(Data entries)
## START

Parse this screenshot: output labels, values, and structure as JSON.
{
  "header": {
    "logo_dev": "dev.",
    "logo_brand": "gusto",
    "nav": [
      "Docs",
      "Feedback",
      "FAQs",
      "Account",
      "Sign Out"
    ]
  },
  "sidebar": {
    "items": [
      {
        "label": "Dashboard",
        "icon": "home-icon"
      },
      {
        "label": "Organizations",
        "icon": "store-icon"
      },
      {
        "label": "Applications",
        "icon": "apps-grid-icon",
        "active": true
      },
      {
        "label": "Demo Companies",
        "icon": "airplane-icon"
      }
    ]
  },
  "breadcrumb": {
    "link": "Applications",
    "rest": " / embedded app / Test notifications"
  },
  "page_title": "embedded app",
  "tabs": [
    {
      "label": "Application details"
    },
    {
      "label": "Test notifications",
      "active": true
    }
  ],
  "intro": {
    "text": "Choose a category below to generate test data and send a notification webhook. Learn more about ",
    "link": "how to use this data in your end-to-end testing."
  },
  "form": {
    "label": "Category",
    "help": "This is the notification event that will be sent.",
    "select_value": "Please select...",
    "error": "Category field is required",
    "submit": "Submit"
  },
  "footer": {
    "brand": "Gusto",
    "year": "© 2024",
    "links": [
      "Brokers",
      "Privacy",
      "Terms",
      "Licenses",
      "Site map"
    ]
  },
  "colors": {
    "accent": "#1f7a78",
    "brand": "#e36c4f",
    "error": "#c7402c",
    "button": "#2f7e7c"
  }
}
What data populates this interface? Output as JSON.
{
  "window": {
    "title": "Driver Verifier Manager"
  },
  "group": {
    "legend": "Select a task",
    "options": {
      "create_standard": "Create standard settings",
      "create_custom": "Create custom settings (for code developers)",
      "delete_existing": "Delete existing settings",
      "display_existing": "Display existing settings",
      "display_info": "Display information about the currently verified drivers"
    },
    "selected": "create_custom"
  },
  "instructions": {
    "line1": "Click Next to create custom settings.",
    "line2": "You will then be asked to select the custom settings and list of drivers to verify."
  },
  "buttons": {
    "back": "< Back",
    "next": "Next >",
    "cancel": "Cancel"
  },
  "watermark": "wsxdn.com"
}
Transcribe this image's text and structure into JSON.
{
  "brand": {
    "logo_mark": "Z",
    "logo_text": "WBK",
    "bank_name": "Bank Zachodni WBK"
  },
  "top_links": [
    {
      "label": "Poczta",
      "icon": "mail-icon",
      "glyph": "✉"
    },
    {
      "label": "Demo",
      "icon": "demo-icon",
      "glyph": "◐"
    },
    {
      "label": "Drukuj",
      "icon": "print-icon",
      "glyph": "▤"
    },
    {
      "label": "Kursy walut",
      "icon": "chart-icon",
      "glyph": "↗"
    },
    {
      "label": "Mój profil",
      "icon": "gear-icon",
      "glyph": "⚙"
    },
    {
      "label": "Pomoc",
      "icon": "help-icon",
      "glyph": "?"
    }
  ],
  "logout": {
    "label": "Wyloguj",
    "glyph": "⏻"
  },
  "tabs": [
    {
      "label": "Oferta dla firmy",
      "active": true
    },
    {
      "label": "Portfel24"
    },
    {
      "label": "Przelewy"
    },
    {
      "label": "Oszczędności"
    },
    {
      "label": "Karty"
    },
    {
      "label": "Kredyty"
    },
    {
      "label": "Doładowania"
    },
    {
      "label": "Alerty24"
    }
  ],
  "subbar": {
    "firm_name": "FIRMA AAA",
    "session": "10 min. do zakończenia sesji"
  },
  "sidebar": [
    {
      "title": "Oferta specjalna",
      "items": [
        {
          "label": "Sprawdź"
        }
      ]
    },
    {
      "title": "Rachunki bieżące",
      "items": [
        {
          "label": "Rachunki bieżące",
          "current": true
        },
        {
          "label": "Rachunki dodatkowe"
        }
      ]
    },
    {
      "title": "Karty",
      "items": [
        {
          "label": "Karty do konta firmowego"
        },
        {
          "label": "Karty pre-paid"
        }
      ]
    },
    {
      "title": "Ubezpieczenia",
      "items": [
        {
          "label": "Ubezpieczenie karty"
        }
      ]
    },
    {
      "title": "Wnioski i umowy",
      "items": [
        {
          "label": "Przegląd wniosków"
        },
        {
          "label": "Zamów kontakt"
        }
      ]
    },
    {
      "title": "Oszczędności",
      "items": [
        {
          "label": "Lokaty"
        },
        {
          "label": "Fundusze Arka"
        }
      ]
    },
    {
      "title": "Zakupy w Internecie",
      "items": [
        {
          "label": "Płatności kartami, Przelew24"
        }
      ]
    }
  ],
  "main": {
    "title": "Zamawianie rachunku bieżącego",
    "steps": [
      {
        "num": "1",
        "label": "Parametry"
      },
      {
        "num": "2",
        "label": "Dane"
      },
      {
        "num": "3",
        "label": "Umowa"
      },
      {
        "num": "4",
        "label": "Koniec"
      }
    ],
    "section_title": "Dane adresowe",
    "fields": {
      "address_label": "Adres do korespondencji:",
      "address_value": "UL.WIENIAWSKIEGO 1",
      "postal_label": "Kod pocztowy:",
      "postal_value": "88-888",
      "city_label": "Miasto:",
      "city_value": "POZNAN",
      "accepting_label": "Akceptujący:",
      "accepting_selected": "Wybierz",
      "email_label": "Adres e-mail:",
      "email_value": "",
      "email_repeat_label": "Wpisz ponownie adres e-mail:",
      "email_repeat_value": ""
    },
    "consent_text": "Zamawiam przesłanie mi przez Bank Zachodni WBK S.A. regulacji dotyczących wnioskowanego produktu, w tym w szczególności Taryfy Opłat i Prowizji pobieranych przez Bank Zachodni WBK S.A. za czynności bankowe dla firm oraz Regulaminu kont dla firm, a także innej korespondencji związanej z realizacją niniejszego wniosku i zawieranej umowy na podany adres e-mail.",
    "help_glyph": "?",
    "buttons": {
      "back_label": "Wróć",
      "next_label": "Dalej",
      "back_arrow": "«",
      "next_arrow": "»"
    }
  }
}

## END

◆ **EXERCISE GOAL**: The records above should be restated word for word, please.

◆ **EXERCISE SOLUTION**:
Parse this screenshot: output labels, values, and structure as JSON.
{
  "header": {
    "logo_dev": "dev.",
    "logo_brand": "gusto",
    "nav": [
      "Docs",
      "Feedback",
      "FAQs",
      "Account",
      "Sign Out"
    ]
  },
  "sidebar": {
    "items": [
      {
        "label": "Dashboard",
        "icon": "home-icon"
      },
      {
        "label": "Organizations",
        "icon": "store-icon"
      },
      {
        "label": "Applications",
        "icon": "apps-grid-icon",
        "active": true
      },
      {
        "label": "Demo Companies",
        "icon": "airplane-icon"
      }
    ]
  },
  "breadcrumb": {
    "link": "Applications",
    "rest": " / embedded app / Test notifications"
  },
  "page_title": "embedded app",
  "tabs": [
    {
      "label": "Application details"
    },
    {
      "label": "Test notifications",
      "active": true
    }
  ],
  "intro": {
    "text": "Choose a category below to generate test data and send a notification webhook. Learn more about ",
    "link": "how to use this data in your end-to-end testing."
  },
  "form": {
    "label": "Category",
    "help": "This is the notification event that will be sent.",
    "select_value": "Please select...",
    "error": "Category field is required",
    "submit": "Submit"
  },
  "footer": {
    "brand": "Gusto",
    "year": "© 2024",
    "links": [
      "Brokers",
      "Privacy",
      "Terms",
      "Licenses",
      "Site map"
    ]
  },
  "colors": {
    "accent": "#1f7a78",
    "brand": "#e36c4f",
    "error": "#c7402c",
    "button": "#2f7e7c"
  }
}
What data populates this interface? Output as JSON.
{
  "window": {
    "title": "Driver Verifier Manager"
  },
  "group": {
    "legend": "Select a task",
    "options": {
      "create_standard": "Create standard settings",
      "create_custom": "Create custom settings (for code developers)",
      "delete_existing": "Delete existing settings",
      "display_existing": "Display existing settings",
      "display_info": "Display information about the currently verified drivers"
    },
    "selected": "create_custom"
  },
  "instructions": {
    "line1": "Click Next to create custom settings.",
    "line2": "You will then be asked to select the custom settings and list of drivers to verify."
  },
  "buttons": {
    "back": "< Back",
    "next": "Next >",
    "cancel": "Cancel"
  },
  "watermark": "wsxdn.com"
}
Transcribe this image's text and structure into JSON.
{
  "brand": {
    "logo_mark": "Z",
    "logo_text": "WBK",
    "bank_name": "Bank Zachodni WBK"
  },
  "top_links": [
    {
      "label": "Poczta",
      "icon": "mail-icon",
      "glyph": "✉"
    },
    {
      "label": "Demo",
      "icon": "demo-icon",
      "glyph": "◐"
    },
    {
      "label": "Drukuj",
      "icon": "print-icon",
      "glyph": "▤"
    },
    {
      "label": "Kursy walut",
      "icon": "chart-icon",
      "glyph": "↗"
    },
    {
      "label": "Mój profil",
      "icon": "gear-icon",
      "glyph": "⚙"
    },
    {
      "label": "Pomoc",
      "icon": "help-icon",
      "glyph": "?"
    }
  ],
  "logout": {
    "label": "Wyloguj",
    "glyph": "⏻"
  },
  "tabs": [
    {
      "label": "Oferta dla firmy",
      "active": true
    },
    {
      "label": "Portfel24"
    },
    {
      "label": "Przelewy"
    },
    {
      "label": "Oszczędności"
    },
    {
      "label": "Karty"
    },
    {
      "label": "Kredyty"
    },
    {
      "label": "Doładowania"
    },
    {
      "label": "Alerty24"
    }
  ],
  "subbar": {
    "firm_name": "FIRMA AAA",
    "session": "10 min. do zakończenia sesji"
  },
  "sidebar": [
    {
      "title": "Oferta specjalna",
      "items": [
        {
          "label": "Sprawdź"
        }
      ]
    },
    {
      "title": "Rachunki bieżące",
      "items": [
        {
          "label": "Rachunki bieżące",
          "current": true
        },
        {
          "label": "Rachunki dodatkowe"
        }
      ]
    },
    {
      "title": "Karty",
      "items": [
        {
          "label": "Karty do konta firmowego"
        },
        {
          "label": "Karty pre-paid"
        }
      ]
    },
    {
      "title": "Ubezpieczenia",
      "items": [
        {
          "label": "Ubezpieczenie karty"
        }
      ]
    },
    {
      "title": "Wnioski i umowy",
      "items": [
        {
          "label": "Przegląd wniosków"
        },
        {
          "label": "Zamów kontakt"
        }
      ]
    },
    {
      "title": "Oszczędności",
      "items": [
        {
          "label": "Lokaty"
        },
        {
          "label": "Fundusze Arka"
        }
      ]
    },
    {
      "title": "Zakupy w Internecie",
      "items": [
        {
          "label": "Płatności kartami, Przelew24"
        }
      ]
    }
  ],
  "main": {
    "title": "Zamawianie rachunku bieżącego",
    "steps": [
      {
        "num": "1",
        "label": "Parametry"
      },
      {
        "num": "2",
        "label": "Dane"
      },
      {
        "num": "3",
        "label": "Umowa"
      },
      {
        "num": "4",
        "label": "Koniec"
      }
    ],
    "section_title": "Dane adresowe",
    "fields": {
      "address_label": "Adres do korespondencji:",
      "address_value": "UL.WIENIAWSKIEGO 1",
      "postal_label": "Kod pocztowy:",
      "postal_value": "88-888",
      "city_label": "Miasto:",
      "city_value": "POZNAN",
      "accepting_label": "Akceptujący:",
      "accepting_selected": "Wybierz",
      "email_label": "Adres e-mail:",
      "email_value": "",
      "email_repeat_label": "Wpisz ponownie adres e-mail:",
      "email_repeat_value": ""
    },
    "consent_text": "Zamawiam przesłanie mi przez Bank Zachodni WBK S.A. regulacji dotyczących wnioskowanego produktu, w tym w szczególności Taryfy Opłat i Prowizji pobieranych przez Bank Zachodni WBK S.A. za czynności bankowe dla firm oraz Regulaminu kont dla firm, a także innej korespondencji związanej z realizacją niniejszego wniosku i zawieranej umowy na podany adres e-mail.",
    "help_glyph": "?",
    "buttons": {
      "back_label": "Wróć",
      "next_label": "Dalej",
      "back_arrow": "«",
      "next_arrow": "»"
    }
  }
}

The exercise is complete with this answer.